Problem to work on: In the listing that follows, count every line with the word "color" in it and write only the total.

Provided entries:
[Begin]

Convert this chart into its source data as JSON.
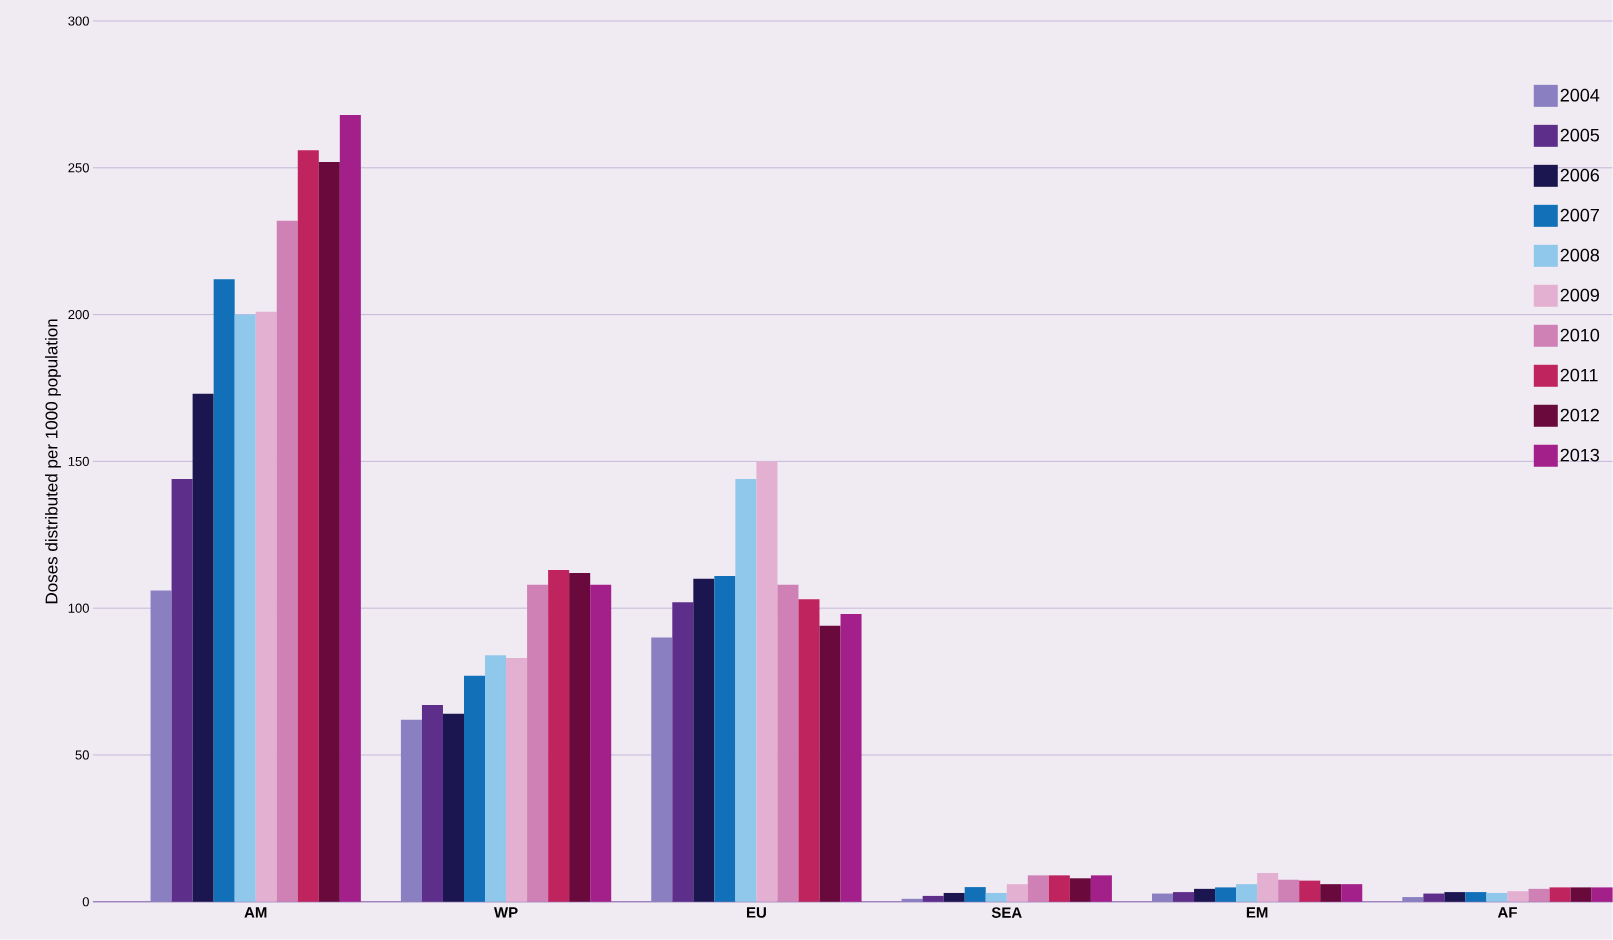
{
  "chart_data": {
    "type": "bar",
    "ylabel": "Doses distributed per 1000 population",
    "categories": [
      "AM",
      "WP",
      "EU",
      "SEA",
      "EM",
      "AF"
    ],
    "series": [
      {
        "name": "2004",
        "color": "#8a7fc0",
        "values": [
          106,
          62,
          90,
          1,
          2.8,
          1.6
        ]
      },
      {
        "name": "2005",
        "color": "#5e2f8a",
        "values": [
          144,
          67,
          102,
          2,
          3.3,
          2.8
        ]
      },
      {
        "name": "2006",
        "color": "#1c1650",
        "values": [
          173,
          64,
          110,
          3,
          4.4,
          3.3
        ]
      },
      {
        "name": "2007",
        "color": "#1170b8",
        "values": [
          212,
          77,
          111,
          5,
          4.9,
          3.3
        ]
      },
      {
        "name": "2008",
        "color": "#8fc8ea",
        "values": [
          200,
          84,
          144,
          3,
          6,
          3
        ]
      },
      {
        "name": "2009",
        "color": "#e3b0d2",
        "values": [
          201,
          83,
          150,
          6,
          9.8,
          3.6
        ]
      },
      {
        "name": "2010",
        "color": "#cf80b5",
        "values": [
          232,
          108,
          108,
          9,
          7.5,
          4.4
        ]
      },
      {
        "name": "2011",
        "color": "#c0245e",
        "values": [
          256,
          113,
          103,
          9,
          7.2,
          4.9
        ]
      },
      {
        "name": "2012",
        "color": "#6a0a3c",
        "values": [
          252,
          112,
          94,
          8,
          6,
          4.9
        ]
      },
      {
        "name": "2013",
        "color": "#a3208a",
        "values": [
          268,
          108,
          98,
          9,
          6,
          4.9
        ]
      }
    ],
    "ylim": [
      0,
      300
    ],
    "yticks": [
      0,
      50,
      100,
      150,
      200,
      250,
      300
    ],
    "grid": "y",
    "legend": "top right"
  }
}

[End]

Final result: 10